• [WHAT YOU SHOULD DO] Pull out every line in the data that has the string "activity" in it.

• [Figure content listings]
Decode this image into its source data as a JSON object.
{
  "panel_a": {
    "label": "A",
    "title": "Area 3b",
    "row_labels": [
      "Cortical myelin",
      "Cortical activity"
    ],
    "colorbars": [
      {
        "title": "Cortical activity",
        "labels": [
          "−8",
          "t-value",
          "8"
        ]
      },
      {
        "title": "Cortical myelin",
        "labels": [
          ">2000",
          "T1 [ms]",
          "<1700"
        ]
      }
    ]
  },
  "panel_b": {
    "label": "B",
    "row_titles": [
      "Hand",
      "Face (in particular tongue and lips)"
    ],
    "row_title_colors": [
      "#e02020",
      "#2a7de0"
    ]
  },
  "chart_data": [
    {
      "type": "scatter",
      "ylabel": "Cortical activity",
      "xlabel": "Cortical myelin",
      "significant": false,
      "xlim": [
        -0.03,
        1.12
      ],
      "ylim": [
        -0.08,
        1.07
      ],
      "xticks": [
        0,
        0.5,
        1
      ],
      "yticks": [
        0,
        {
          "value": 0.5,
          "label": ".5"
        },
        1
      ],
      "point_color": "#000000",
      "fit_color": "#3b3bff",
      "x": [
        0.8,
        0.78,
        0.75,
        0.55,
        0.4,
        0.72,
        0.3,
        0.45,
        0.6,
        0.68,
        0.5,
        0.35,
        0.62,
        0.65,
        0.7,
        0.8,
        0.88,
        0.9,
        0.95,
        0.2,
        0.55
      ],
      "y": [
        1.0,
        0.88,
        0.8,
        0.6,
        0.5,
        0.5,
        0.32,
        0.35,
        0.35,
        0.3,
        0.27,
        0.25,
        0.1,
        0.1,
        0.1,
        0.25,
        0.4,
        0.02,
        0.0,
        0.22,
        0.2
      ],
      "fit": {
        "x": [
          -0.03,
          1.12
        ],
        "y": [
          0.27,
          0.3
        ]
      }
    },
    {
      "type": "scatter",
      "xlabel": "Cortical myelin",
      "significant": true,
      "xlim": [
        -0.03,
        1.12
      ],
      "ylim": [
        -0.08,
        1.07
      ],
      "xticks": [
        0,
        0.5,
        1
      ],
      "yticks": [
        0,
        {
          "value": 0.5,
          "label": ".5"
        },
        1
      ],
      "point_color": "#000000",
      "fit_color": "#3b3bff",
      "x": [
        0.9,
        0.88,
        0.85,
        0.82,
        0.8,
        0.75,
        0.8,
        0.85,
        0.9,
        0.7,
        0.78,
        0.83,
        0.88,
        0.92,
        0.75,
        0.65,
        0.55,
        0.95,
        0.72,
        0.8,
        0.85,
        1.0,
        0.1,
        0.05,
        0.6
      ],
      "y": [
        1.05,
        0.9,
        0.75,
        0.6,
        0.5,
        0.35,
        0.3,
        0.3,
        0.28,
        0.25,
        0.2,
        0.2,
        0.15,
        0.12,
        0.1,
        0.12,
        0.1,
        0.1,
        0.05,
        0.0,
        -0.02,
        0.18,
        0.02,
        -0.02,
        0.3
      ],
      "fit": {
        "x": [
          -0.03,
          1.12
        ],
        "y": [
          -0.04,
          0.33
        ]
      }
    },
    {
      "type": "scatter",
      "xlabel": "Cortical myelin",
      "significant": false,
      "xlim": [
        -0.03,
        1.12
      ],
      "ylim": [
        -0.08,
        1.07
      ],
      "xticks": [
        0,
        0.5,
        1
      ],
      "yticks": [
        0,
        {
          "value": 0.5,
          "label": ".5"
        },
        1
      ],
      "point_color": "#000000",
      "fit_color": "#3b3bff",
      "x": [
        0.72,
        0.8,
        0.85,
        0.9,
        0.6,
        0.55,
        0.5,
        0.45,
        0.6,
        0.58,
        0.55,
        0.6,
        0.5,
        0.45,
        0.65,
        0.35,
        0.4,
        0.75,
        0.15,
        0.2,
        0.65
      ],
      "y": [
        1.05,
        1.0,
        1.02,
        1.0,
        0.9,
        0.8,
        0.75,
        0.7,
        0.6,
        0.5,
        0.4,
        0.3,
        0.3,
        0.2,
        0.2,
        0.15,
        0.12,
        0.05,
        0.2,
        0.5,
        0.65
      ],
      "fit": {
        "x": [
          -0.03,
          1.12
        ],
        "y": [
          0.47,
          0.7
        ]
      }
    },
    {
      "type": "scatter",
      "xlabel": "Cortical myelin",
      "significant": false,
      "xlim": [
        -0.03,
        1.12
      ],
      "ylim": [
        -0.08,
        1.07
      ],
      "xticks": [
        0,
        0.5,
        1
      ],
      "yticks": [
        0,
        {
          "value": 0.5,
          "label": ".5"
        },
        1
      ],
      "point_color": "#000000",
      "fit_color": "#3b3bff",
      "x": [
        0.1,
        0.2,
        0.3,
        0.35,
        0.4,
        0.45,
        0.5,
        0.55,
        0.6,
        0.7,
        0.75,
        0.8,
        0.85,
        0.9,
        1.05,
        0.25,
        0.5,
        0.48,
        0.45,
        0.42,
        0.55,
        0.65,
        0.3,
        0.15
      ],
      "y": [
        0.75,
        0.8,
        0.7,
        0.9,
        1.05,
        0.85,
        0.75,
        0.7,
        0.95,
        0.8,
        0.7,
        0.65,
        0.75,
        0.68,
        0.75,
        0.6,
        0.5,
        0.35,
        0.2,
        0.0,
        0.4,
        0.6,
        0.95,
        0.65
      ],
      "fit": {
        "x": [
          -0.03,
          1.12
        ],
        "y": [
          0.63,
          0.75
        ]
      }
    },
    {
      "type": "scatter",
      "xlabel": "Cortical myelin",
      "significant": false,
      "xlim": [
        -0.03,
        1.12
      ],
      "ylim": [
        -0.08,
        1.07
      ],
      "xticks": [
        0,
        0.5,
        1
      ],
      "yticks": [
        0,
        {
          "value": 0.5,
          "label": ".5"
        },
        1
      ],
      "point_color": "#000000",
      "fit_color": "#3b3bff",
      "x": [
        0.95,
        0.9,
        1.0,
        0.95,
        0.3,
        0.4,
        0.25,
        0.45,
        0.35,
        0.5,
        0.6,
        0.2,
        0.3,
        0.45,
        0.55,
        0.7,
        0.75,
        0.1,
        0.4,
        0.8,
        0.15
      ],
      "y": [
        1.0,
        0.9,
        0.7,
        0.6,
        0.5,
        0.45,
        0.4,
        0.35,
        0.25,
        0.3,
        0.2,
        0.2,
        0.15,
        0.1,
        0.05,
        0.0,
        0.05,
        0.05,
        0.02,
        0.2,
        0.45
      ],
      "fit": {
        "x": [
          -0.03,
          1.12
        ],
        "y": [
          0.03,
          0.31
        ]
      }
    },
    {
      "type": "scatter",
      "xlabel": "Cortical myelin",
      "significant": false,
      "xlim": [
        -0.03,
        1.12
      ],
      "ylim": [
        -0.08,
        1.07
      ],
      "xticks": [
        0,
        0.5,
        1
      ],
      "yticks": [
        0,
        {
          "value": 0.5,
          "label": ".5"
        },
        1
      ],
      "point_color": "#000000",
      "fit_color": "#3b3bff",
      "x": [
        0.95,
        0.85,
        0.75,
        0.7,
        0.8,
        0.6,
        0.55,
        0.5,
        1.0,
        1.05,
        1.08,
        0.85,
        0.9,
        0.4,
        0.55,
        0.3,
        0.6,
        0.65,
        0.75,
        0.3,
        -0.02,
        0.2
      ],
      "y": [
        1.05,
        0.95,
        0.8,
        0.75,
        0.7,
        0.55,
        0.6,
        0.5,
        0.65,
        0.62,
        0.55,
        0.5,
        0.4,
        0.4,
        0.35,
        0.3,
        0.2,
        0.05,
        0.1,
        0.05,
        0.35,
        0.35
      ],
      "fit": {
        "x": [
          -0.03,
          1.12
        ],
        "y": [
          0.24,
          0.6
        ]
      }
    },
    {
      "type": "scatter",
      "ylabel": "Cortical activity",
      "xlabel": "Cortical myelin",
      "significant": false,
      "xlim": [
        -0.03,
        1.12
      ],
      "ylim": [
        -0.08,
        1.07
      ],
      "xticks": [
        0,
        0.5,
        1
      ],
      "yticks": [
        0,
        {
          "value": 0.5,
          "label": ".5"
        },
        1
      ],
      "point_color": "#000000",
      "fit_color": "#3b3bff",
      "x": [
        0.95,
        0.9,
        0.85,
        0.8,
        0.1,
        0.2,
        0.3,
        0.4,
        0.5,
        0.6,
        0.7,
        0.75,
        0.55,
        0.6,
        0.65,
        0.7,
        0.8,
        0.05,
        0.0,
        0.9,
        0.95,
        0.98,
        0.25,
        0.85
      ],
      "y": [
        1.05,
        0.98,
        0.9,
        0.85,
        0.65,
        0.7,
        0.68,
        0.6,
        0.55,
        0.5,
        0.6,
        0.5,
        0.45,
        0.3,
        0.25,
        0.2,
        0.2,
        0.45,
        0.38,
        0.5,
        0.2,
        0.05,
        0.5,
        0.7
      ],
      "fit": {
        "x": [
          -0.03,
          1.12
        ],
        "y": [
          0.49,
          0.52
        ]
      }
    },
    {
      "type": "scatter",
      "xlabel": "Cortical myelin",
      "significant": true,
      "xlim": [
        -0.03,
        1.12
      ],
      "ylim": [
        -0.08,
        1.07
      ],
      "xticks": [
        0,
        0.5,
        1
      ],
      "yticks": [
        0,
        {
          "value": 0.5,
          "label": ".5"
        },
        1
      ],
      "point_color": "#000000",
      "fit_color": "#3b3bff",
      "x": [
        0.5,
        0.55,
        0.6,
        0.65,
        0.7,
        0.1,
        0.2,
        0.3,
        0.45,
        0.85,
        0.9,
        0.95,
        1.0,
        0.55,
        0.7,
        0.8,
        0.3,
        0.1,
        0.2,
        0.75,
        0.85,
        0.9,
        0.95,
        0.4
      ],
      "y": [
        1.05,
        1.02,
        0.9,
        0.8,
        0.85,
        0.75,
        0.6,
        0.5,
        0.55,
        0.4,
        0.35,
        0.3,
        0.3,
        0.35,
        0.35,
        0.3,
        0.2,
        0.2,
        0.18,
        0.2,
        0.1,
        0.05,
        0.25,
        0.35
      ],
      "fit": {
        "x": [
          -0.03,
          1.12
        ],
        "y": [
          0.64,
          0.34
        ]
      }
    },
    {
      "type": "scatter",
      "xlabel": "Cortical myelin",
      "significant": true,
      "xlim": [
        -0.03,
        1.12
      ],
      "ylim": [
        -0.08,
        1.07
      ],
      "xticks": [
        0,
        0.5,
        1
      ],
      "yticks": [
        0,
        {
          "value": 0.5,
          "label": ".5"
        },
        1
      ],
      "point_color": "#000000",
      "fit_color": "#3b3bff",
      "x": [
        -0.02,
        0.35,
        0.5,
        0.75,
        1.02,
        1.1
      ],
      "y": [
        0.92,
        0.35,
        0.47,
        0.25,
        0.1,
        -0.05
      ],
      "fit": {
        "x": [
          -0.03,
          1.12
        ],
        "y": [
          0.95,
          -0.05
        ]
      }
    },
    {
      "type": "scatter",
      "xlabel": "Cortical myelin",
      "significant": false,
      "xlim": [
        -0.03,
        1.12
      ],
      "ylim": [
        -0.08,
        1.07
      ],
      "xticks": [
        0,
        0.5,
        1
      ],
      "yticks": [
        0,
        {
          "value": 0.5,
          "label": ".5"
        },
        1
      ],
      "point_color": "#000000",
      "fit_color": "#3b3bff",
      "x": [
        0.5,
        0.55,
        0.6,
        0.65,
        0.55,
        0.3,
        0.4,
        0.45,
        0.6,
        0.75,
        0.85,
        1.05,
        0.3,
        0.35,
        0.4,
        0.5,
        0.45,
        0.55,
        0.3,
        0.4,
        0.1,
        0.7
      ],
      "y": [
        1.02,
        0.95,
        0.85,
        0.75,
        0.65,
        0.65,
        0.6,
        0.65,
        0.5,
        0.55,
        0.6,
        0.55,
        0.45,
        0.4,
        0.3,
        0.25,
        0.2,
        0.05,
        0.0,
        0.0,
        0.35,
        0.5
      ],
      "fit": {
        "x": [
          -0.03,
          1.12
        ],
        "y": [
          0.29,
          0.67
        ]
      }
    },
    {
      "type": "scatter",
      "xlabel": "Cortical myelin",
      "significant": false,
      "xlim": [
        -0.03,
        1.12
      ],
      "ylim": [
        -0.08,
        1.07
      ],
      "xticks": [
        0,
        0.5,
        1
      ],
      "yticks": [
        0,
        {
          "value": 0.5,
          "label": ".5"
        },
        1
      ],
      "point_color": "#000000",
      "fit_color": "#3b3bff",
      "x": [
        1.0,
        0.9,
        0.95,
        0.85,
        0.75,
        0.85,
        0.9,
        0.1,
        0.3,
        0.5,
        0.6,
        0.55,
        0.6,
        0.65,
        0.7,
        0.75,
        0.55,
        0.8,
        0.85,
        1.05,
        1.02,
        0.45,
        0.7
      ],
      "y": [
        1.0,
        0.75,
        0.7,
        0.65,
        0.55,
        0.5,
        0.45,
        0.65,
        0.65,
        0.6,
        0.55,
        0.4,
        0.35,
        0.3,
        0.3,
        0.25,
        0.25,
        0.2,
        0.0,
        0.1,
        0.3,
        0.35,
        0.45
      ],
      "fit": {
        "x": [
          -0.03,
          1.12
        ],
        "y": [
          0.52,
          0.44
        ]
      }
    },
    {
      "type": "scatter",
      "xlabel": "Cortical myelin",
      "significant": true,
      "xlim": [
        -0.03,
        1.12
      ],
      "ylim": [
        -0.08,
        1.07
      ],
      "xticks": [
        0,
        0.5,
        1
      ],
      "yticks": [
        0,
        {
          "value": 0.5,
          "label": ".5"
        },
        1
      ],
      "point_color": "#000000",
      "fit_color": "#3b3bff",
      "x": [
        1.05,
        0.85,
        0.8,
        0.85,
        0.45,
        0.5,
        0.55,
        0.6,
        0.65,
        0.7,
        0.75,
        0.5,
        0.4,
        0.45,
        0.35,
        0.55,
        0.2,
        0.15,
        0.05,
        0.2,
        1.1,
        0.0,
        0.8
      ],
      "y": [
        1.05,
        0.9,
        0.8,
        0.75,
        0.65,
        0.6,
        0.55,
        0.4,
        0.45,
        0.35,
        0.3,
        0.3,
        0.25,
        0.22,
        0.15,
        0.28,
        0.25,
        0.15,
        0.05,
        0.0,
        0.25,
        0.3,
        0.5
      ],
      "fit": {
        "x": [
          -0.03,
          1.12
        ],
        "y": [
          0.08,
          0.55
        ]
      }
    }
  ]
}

• [SOLUTION BELOW]
      "Cortical activity"
        "title": "Cortical activity",
      "ylabel": "Cortical activity",
      "ylabel": "Cortical activity",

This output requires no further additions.